WORK REQUIRED:
Using the entries that follow, collect the lines where the word "Verifica" appears.

───

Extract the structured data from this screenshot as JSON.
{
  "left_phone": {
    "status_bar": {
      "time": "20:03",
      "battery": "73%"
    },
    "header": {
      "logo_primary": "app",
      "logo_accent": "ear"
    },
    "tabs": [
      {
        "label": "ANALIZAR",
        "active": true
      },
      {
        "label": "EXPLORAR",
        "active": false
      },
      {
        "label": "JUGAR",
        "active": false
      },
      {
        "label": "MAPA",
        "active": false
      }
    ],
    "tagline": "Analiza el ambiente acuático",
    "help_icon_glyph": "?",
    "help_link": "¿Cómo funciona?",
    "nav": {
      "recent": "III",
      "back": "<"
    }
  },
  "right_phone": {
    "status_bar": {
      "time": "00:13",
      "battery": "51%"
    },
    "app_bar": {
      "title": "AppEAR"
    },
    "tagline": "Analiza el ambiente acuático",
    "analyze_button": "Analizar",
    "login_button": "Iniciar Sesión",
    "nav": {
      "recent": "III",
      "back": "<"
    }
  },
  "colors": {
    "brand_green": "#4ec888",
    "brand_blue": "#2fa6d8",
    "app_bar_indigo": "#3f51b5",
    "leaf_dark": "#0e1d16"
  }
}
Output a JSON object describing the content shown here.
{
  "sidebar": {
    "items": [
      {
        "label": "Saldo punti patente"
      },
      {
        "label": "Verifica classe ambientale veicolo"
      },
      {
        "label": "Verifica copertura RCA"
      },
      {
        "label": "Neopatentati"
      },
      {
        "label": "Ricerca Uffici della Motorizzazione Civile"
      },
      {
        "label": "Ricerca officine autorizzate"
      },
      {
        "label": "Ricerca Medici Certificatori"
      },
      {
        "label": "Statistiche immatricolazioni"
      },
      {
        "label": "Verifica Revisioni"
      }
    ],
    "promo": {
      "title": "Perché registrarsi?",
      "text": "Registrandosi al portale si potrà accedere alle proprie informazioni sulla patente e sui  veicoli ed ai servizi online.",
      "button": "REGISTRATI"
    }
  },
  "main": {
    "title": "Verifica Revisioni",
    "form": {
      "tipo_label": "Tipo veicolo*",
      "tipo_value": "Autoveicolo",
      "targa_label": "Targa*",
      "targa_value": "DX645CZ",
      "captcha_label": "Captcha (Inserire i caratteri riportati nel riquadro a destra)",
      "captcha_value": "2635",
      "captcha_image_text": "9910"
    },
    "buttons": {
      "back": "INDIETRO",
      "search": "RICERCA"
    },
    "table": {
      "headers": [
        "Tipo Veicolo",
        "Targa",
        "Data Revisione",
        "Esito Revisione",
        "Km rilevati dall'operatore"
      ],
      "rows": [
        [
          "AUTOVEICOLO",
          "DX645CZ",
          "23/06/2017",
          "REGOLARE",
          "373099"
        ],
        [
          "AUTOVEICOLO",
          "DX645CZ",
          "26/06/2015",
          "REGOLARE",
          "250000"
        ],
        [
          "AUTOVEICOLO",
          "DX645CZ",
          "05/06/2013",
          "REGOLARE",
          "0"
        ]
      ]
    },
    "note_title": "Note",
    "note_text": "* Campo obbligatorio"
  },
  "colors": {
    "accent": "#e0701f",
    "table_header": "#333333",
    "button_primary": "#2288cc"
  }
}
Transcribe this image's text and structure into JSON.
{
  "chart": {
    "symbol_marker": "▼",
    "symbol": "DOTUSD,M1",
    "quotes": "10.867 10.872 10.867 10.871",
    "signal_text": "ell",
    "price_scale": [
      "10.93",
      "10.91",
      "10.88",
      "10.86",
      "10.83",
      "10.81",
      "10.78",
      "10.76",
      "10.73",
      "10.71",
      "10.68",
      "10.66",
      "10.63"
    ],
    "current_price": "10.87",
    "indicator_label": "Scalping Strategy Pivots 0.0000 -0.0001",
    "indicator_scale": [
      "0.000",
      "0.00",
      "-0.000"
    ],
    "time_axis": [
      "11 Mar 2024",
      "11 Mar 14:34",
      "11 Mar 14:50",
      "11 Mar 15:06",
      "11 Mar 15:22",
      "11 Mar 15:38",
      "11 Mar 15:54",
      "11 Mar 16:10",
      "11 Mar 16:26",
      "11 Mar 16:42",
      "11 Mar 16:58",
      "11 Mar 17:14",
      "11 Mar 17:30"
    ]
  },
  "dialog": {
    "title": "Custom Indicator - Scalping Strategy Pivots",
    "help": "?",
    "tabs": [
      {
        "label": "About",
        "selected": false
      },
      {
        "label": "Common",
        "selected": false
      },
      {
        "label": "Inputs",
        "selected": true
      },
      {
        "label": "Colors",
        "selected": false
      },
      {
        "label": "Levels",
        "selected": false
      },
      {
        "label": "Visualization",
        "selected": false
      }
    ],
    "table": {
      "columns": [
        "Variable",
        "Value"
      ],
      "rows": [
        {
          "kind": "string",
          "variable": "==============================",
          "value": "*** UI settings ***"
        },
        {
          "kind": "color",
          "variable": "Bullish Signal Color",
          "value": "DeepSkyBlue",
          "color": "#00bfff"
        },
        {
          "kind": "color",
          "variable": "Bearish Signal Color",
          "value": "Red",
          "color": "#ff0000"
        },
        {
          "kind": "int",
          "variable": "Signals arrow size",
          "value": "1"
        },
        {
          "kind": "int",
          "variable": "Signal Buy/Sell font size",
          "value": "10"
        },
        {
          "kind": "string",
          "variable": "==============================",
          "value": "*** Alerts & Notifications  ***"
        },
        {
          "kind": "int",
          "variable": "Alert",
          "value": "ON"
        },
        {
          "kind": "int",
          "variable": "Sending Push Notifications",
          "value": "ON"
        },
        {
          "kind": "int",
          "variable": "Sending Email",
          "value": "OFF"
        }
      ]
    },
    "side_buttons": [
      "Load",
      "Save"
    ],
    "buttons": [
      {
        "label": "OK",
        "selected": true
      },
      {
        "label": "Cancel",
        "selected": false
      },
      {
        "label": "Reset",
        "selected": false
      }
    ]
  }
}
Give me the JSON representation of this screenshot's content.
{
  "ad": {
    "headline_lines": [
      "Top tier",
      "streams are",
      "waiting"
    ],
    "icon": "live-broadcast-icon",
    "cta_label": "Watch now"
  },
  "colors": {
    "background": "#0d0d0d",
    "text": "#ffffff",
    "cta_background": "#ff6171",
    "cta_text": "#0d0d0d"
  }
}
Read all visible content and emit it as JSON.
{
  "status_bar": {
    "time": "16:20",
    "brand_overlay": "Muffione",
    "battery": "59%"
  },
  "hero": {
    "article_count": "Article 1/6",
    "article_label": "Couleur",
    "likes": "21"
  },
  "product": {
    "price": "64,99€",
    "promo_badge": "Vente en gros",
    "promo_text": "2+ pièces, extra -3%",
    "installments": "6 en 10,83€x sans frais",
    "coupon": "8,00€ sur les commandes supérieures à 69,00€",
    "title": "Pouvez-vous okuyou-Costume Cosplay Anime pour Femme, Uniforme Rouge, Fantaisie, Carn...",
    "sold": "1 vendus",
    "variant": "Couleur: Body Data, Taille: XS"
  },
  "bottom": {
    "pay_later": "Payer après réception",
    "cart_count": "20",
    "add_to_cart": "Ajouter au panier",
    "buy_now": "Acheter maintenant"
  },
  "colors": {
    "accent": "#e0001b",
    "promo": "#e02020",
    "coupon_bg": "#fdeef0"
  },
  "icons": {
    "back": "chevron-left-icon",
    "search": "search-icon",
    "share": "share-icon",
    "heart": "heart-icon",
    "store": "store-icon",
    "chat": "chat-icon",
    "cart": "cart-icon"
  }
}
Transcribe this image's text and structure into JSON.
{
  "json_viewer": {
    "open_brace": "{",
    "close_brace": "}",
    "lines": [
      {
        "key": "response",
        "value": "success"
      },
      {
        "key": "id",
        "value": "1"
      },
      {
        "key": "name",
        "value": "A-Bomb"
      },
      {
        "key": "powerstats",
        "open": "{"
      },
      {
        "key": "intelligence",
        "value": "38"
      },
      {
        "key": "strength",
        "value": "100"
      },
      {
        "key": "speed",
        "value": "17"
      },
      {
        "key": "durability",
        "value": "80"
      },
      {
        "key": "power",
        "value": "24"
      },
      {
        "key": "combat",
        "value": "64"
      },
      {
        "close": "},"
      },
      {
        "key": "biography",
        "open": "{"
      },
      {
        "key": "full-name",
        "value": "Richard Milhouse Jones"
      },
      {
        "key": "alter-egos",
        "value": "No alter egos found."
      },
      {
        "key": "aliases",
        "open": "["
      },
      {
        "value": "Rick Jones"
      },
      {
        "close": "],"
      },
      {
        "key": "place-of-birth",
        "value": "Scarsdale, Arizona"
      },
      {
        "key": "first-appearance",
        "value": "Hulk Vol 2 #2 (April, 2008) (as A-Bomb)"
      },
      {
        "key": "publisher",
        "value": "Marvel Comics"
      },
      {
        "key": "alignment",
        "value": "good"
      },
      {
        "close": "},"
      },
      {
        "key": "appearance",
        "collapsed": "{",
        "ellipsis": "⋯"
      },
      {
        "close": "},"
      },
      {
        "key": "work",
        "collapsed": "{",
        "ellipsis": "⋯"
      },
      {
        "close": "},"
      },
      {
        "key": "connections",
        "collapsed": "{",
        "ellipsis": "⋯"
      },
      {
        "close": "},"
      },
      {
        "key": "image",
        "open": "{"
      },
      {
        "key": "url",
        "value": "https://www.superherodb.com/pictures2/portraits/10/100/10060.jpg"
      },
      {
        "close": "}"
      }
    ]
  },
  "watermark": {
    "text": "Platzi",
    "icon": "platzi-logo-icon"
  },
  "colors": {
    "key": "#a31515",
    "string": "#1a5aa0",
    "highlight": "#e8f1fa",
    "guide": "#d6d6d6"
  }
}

───

ANSWER BELOW:
        "label": "Verifica classe ambientale veicolo"
        "label": "Verifica copertura RCA"
        "label": "Verifica Revisioni"
    "title": "Verifica Revisioni",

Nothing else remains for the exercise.